- [Stored dataset items]
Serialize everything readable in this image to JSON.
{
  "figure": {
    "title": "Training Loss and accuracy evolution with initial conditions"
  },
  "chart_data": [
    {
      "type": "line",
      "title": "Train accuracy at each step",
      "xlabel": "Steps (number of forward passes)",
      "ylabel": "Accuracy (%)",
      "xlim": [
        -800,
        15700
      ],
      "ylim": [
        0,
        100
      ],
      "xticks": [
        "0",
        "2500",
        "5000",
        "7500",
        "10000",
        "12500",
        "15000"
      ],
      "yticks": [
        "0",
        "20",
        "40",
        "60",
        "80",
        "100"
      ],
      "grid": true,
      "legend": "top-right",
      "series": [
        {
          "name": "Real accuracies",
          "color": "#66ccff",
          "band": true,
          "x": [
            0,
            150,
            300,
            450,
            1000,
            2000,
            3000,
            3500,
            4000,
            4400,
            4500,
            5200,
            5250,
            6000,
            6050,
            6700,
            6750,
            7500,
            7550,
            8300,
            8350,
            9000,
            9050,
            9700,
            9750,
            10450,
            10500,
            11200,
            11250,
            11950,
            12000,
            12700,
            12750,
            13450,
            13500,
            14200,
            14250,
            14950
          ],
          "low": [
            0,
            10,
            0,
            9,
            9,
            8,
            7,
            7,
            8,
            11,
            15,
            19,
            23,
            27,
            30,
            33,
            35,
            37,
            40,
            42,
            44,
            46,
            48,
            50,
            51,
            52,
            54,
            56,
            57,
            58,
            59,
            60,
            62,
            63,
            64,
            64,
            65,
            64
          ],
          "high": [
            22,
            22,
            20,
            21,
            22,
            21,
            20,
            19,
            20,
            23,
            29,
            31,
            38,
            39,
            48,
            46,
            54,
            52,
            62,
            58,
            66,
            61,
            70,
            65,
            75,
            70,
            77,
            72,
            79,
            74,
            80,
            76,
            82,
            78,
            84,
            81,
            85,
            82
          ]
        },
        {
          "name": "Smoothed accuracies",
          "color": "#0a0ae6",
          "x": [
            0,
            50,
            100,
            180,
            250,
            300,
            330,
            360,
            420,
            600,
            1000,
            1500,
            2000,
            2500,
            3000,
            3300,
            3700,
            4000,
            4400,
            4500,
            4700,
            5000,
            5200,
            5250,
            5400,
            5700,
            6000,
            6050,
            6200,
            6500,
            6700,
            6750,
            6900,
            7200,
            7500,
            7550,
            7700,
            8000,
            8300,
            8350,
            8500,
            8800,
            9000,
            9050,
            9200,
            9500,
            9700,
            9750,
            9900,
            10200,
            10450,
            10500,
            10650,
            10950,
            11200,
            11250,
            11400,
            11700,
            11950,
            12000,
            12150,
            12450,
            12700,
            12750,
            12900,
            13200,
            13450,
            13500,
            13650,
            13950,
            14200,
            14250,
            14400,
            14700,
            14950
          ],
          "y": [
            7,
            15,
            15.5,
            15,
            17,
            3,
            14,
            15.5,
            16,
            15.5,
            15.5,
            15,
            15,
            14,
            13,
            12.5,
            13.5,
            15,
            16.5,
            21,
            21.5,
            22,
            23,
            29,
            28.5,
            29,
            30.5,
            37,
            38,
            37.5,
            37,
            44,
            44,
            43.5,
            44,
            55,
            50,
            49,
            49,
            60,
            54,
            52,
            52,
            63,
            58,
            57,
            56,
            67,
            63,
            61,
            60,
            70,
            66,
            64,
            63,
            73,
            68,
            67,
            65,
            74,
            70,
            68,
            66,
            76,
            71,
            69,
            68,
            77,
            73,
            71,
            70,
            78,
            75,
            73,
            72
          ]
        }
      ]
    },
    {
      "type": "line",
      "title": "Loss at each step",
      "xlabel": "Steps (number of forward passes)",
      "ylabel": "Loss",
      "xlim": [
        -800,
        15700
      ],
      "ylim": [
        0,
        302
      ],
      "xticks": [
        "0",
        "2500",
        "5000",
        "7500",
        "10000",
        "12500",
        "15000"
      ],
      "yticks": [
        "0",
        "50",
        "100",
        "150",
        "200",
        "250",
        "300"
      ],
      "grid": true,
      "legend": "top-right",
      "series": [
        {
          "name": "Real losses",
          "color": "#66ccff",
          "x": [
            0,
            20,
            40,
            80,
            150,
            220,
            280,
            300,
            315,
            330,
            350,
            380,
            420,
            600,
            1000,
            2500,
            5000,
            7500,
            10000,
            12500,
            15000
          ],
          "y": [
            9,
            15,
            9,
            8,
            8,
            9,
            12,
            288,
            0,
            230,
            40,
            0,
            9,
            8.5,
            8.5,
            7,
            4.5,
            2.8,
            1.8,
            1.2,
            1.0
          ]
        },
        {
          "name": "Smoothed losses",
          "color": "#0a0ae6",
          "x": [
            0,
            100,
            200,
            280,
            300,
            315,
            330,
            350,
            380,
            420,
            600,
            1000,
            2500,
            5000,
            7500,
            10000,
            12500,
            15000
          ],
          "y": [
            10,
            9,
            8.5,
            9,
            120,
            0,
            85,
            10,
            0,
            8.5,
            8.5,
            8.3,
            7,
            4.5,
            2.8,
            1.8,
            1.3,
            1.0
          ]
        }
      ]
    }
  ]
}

- [What is asked]
Reproduce the material precisely, including every line.

- [Output below]
Serialize everything readable in this image to JSON.
{
  "figure": {
    "title": "Training Loss and accuracy evolution with initial conditions"
  },
  "chart_data": [
    {
      "type": "line",
      "title": "Train accuracy at each step",
      "xlabel": "Steps (number of forward passes)",
      "ylabel": "Accuracy (%)",
      "xlim": [
        -800,
        15700
      ],
      "ylim": [
        0,
        100
      ],
      "xticks": [
        "0",
        "2500",
        "5000",
        "7500",
        "10000",
        "12500",
        "15000"
      ],
      "yticks": [
        "0",
        "20",
        "40",
        "60",
        "80",
        "100"
      ],
      "grid": true,
      "legend": "top-right",
      "series": [
        {
          "name": "Real accuracies",
          "color": "#66ccff",
          "band": true,
          "x": [
            0,
            150,
            300,
            450,
            1000,
            2000,
            3000,
            3500,
            4000,
            4400,
            4500,
            5200,
            5250,
            6000,
            6050,
            6700,
            6750,
            7500,
            7550,
            8300,
            8350,
            9000,
            9050,
            9700,
            9750,
            10450,
            10500,
            11200,
            11250,
            11950,
            12000,
            12700,
            12750,
            13450,
            13500,
            14200,
            14250,
            14950
          ],
          "low": [
            0,
            10,
            0,
            9,
            9,
            8,
            7,
            7,
            8,
            11,
            15,
            19,
            23,
            27,
            30,
            33,
            35,
            37,
            40,
            42,
            44,
            46,
            48,
            50,
            51,
            52,
            54,
            56,
            57,
            58,
            59,
            60,
            62,
            63,
            64,
            64,
            65,
            64
          ],
          "high": [
            22,
            22,
            20,
            21,
            22,
            21,
            20,
            19,
            20,
            23,
            29,
            31,
            38,
            39,
            48,
            46,
            54,
            52,
            62,
            58,
            66,
            61,
            70,
            65,
            75,
            70,
            77,
            72,
            79,
            74,
            80,
            76,
            82,
            78,
            84,
            81,
            85,
            82
          ]
        },
        {
          "name": "Smoothed accuracies",
          "color": "#0a0ae6",
          "x": [
            0,
            50,
            100,
            180,
            250,
            300,
            330,
            360,
            420,
            600,
            1000,
            1500,
            2000,
            2500,
            3000,
            3300,
            3700,
            4000,
            4400,
            4500,
            4700,
            5000,
            5200,
            5250,
            5400,
            5700,
            6000,
            6050,
            6200,
            6500,
            6700,
            6750,
            6900,
            7200,
            7500,
            7550,
            7700,
            8000,
            8300,
            8350,
            8500,
            8800,
            9000,
            9050,
            9200,
            9500,
            9700,
            9750,
            9900,
            10200,
            10450,
            10500,
            10650,
            10950,
            11200,
            11250,
            11400,
            11700,
            11950,
            12000,
            12150,
            12450,
            12700,
            12750,
            12900,
            13200,
            13450,
            13500,
            13650,
            13950,
            14200,
            14250,
            14400,
            14700,
            14950
          ],
          "y": [
            7,
            15,
            15.5,
            15,
            17,
            3,
            14,
            15.5,
            16,
            15.5,
            15.5,
            15,
            15,
            14,
            13,
            12.5,
            13.5,
            15,
            16.5,
            21,
            21.5,
            22,
            23,
            29,
            28.5,
            29,
            30.5,
            37,
            38,
            37.5,
            37,
            44,
            44,
            43.5,
            44,
            55,
            50,
            49,
            49,
            60,
            54,
            52,
            52,
            63,
            58,
            57,
            56,
            67,
            63,
            61,
            60,
            70,
            66,
            64,
            63,
            73,
            68,
            67,
            65,
            74,
            70,
            68,
            66,
            76,
            71,
            69,
            68,
            77,
            73,
            71,
            70,
            78,
            75,
            73,
            72
          ]
        }
      ]
    },
    {
      "type": "line",
      "title": "Loss at each step",
      "xlabel": "Steps (number of forward passes)",
      "ylabel": "Loss",
      "xlim": [
        -800,
        15700
      ],
      "ylim": [
        0,
        302
      ],
      "xticks": [
        "0",
        "2500",
        "5000",
        "7500",
        "10000",
        "12500",
        "15000"
      ],
      "yticks": [
        "0",
        "50",
        "100",
        "150",
        "200",
        "250",
        "300"
      ],
      "grid": true,
      "legend": "top-right",
      "series": [
        {
          "name": "Real losses",
          "color": "#66ccff",
          "x": [
            0,
            20,
            40,
            80,
            150,
            220,
            280,
            300,
            315,
            330,
            350,
            380,
            420,
            600,
            1000,
            2500,
            5000,
            7500,
            10000,
            12500,
            15000
          ],
          "y": [
            9,
            15,
            9,
            8,
            8,
            9,
            12,
            288,
            0,
            230,
            40,
            0,
            9,
            8.5,
            8.5,
            7,
            4.5,
            2.8,
            1.8,
            1.2,
            1.0
          ]
        },
        {
          "name": "Smoothed losses",
          "color": "#0a0ae6",
          "x": [
            0,
            100,
            200,
            280,
            300,
            315,
            330,
            350,
            380,
            420,
            600,
            1000,
            2500,
            5000,
            7500,
            10000,
            12500,
            15000
          ],
          "y": [
            10,
            9,
            8.5,
            9,
            120,
            0,
            85,
            10,
            0,
            8.5,
            8.5,
            8.3,
            7,
            4.5,
            2.8,
            1.8,
            1.3,
            1.0
          ]
        }
      ]
    }
  ]
}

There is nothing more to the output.